Data items

● ● ● ●

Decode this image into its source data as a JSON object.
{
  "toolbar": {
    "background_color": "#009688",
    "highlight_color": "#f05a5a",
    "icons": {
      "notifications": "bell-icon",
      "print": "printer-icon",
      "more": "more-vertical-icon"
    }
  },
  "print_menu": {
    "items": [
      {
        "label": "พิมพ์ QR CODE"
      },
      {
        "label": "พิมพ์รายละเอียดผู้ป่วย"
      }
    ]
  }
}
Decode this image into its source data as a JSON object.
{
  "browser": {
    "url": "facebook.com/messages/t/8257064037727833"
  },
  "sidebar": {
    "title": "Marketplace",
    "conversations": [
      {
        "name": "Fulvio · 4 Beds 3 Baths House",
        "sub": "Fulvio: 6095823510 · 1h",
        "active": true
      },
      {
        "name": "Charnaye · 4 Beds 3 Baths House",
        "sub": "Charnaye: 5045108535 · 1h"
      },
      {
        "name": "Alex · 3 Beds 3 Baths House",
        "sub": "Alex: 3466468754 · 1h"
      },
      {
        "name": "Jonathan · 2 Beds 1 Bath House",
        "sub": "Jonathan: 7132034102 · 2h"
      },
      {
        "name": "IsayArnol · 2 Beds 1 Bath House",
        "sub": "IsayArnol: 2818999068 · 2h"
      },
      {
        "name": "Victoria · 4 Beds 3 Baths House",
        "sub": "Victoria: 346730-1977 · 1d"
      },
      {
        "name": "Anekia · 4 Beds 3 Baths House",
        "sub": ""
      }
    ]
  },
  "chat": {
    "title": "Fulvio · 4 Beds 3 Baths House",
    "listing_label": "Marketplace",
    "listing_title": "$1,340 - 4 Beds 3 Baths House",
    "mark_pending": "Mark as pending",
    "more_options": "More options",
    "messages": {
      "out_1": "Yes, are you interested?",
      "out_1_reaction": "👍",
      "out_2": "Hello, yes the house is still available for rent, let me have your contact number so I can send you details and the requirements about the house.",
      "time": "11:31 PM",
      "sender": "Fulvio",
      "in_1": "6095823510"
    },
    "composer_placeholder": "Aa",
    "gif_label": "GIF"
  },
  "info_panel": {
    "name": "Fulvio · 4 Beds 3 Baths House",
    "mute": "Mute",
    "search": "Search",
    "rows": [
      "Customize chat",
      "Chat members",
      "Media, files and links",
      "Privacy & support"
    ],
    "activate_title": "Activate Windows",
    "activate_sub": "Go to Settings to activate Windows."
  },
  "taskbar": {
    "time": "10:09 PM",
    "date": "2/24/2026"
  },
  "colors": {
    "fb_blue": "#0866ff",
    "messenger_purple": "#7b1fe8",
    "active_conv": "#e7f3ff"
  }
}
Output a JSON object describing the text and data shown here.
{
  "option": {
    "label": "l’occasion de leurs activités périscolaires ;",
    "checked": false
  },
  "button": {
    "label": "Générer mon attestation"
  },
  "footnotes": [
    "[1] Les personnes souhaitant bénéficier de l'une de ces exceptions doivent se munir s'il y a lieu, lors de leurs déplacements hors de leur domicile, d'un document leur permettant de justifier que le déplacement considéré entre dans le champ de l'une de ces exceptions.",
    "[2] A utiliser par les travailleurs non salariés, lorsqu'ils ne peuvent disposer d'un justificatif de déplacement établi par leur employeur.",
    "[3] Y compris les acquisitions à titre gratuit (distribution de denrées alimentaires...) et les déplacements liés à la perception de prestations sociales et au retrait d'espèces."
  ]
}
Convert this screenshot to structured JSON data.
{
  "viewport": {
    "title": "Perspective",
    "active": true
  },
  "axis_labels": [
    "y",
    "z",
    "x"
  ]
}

● ● ● ●

Exercise:
Work out how many lines of the listing above include the word "IsayArnol". Report only the number.

Answer to this task:
2